Part of a data file
▽

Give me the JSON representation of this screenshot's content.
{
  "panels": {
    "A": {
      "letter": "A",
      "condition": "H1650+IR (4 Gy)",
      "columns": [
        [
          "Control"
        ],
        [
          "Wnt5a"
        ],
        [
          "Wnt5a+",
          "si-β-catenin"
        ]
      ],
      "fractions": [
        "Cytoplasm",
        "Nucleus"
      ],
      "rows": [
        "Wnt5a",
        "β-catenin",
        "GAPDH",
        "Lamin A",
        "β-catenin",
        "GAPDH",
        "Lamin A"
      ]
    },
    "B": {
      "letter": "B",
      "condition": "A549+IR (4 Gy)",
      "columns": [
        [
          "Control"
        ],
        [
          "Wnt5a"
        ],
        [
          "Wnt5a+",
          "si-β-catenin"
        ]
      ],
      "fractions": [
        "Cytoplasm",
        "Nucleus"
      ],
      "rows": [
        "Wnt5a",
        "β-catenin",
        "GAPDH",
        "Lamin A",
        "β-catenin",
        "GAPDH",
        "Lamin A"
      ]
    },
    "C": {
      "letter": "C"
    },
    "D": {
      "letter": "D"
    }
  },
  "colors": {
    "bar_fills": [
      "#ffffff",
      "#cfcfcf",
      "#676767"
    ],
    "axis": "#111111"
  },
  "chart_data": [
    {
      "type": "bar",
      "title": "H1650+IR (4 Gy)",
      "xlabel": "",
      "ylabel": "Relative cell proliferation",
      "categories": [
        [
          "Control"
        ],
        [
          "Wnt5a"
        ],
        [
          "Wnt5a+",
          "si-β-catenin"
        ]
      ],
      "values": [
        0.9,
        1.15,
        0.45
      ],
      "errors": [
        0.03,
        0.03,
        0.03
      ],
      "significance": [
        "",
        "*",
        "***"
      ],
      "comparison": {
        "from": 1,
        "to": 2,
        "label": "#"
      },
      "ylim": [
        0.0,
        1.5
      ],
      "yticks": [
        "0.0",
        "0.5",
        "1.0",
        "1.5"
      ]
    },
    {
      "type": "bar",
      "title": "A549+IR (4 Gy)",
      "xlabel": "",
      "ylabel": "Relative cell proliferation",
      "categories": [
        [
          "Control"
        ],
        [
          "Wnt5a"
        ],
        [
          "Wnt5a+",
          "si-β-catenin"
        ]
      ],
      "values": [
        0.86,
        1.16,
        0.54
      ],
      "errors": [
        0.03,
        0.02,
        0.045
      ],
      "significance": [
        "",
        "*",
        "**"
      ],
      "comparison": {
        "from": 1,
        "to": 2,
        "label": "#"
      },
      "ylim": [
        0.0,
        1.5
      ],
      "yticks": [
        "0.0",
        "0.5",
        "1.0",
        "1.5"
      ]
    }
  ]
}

△

Write the material out exactly, with nothing left out.

» Exercise answer:
Give me the JSON representation of this screenshot's content.
{
  "panels": {
    "A": {
      "letter": "A",
      "condition": "H1650+IR (4 Gy)",
      "columns": [
        [
          "Control"
        ],
        [
          "Wnt5a"
        ],
        [
          "Wnt5a+",
          "si-β-catenin"
        ]
      ],
      "fractions": [
        "Cytoplasm",
        "Nucleus"
      ],
      "rows": [
        "Wnt5a",
        "β-catenin",
        "GAPDH",
        "Lamin A",
        "β-catenin",
        "GAPDH",
        "Lamin A"
      ]
    },
    "B": {
      "letter": "B",
      "condition": "A549+IR (4 Gy)",
      "columns": [
        [
          "Control"
        ],
        [
          "Wnt5a"
        ],
        [
          "Wnt5a+",
          "si-β-catenin"
        ]
      ],
      "fractions": [
        "Cytoplasm",
        "Nucleus"
      ],
      "rows": [
        "Wnt5a",
        "β-catenin",
        "GAPDH",
        "Lamin A",
        "β-catenin",
        "GAPDH",
        "Lamin A"
      ]
    },
    "C": {
      "letter": "C"
    },
    "D": {
      "letter": "D"
    }
  },
  "colors": {
    "bar_fills": [
      "#ffffff",
      "#cfcfcf",
      "#676767"
    ],
    "axis": "#111111"
  },
  "chart_data": [
    {
      "type": "bar",
      "title": "H1650+IR (4 Gy)",
      "xlabel": "",
      "ylabel": "Relative cell proliferation",
      "categories": [
        [
          "Control"
        ],
        [
          "Wnt5a"
        ],
        [
          "Wnt5a+",
          "si-β-catenin"
        ]
      ],
      "values": [
        0.9,
        1.15,
        0.45
      ],
      "errors": [
        0.03,
        0.03,
        0.03
      ],
      "significance": [
        "",
        "*",
        "***"
      ],
      "comparison": {
        "from": 1,
        "to": 2,
        "label": "#"
      },
      "ylim": [
        0.0,
        1.5
      ],
      "yticks": [
        "0.0",
        "0.5",
        "1.0",
        "1.5"
      ]
    },
    {
      "type": "bar",
      "title": "A549+IR (4 Gy)",
      "xlabel": "",
      "ylabel": "Relative cell proliferation",
      "categories": [
        [
          "Control"
        ],
        [
          "Wnt5a"
        ],
        [
          "Wnt5a+",
          "si-β-catenin"
        ]
      ],
      "values": [
        0.86,
        1.16,
        0.54
      ],
      "errors": [
        0.03,
        0.02,
        0.045
      ],
      "significance": [
        "",
        "*",
        "**"
      ],
      "comparison": {
        "from": 1,
        "to": 2,
        "label": "#"
      },
      "ylim": [
        0.0,
        1.5
      ],
      "yticks": [
        "0.0",
        "0.5",
        "1.0",
        "1.5"
      ]
    }
  ]
}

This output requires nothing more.